* _Short task_
Retype every entry exactly, character for character.

=====

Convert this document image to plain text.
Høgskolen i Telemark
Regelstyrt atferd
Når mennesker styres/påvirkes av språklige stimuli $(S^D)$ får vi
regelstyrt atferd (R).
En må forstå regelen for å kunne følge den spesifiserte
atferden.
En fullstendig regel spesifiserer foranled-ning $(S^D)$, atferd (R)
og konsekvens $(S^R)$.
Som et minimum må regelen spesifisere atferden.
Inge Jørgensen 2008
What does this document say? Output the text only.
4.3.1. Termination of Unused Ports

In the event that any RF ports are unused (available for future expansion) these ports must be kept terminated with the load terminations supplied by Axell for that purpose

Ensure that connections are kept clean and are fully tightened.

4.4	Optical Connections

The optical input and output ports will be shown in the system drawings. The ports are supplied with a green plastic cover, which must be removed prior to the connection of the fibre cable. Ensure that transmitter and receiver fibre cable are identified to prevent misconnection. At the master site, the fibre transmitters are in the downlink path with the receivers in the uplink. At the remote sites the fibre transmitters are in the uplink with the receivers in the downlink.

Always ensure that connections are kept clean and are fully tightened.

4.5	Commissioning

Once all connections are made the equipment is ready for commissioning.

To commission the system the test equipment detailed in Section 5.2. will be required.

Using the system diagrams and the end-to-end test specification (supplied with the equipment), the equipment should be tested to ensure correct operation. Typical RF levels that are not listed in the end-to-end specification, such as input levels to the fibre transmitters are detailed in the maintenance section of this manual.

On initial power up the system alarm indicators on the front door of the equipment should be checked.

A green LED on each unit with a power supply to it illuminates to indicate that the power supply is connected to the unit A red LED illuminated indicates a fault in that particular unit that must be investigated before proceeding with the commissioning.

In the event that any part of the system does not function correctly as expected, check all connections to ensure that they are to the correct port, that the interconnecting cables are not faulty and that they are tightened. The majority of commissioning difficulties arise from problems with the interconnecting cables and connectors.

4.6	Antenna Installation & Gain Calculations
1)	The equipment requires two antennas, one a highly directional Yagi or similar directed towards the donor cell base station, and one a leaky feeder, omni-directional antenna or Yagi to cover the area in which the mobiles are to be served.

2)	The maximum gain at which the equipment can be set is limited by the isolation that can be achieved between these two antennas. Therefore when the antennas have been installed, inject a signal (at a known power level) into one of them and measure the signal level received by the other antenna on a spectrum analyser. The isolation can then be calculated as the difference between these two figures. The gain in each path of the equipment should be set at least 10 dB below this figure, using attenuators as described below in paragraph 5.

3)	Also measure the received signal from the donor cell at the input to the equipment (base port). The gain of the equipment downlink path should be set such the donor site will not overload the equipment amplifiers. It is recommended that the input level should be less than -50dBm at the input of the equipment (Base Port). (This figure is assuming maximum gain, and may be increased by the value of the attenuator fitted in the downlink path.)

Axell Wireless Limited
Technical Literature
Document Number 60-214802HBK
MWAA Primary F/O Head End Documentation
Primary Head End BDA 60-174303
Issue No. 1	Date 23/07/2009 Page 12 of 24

=====

* _Output below_
Convert this document image to plain text.
Høgskolen i Telemark
Regelstyrt atferd
Når mennesker styres/påvirkes av språklige stimuli $(S^D)$ får vi
regelstyrt atferd (R).
En må forstå regelen for å kunne følge den spesifiserte
atferden.
En fullstendig regel spesifiserer foranled-ning $(S^D)$, atferd (R)
og konsekvens $(S^R)$.
Som et minimum må regelen spesifisere atferden.
Inge Jørgensen 2008
What does this document say? Output the text only.
4.3.1. Termination of Unused Ports

In the event that any RF ports are unused (available for future expansion) these ports must be kept terminated with the load terminations supplied by Axell for that purpose

Ensure that connections are kept clean and are fully tightened.

4.4	Optical Connections

The optical input and output ports will be shown in the system drawings. The ports are supplied with a green plastic cover, which must be removed prior to the connection of the fibre cable. Ensure that transmitter and receiver fibre cable are identified to prevent misconnection. At the master site, the fibre transmitters are in the downlink path with the receivers in the uplink. At the remote sites the fibre transmitters are in the uplink with the receivers in the downlink.

Always ensure that connections are kept clean and are fully tightened.

4.5	Commissioning

Once all connections are made the equipment is ready for commissioning.

To commission the system the test equipment detailed in Section 5.2. will be required.

Using the system diagrams and the end-to-end test specification (supplied with the equipment), the equipment should be tested to ensure correct operation. Typical RF levels that are not listed in the end-to-end specification, such as input levels to the fibre transmitters are detailed in the maintenance section of this manual.

On initial power up the system alarm indicators on the front door of the equipment should be checked.

A green LED on each unit with a power supply to it illuminates to indicate that the power supply is connected to the unit A red LED illuminated indicates a fault in that particular unit that must be investigated before proceeding with the commissioning.

In the event that any part of the system does not function correctly as expected, check all connections to ensure that they are to the correct port, that the interconnecting cables are not faulty and that they are tightened. The majority of commissioning difficulties arise from problems with the interconnecting cables and connectors.

4.6	Antenna Installation & Gain Calculations
1)	The equipment requires two antennas, one a highly directional Yagi or similar directed towards the donor cell base station, and one a leaky feeder, omni-directional antenna or Yagi to cover the area in which the mobiles are to be served.

2)	The maximum gain at which the equipment can be set is limited by the isolation that can be achieved between these two antennas. Therefore when the antennas have been installed, inject a signal (at a known power level) into one of them and measure the signal level received by the other antenna on a spectrum analyser. The isolation can then be calculated as the difference between these two figures. The gain in each path of the equipment should be set at least 10 dB below this figure, using attenuators as described below in paragraph 5.

3)	Also measure the received signal from the donor cell at the input to the equipment (base port). The gain of the equipment downlink path should be set such the donor site will not overload the equipment amplifiers. It is recommended that the input level should be less than -50dBm at the input of the equipment (Base Port). (This figure is assuming maximum gain, and may be increased by the value of the attenuator fitted in the downlink path.)

Axell Wireless Limited
Technical Literature
Document Number 60-214802HBK
MWAA Primary F/O Head End Documentation
Primary Head End BDA 60-174303
Issue No. 1	Date 23/07/2009 Page 12 of 24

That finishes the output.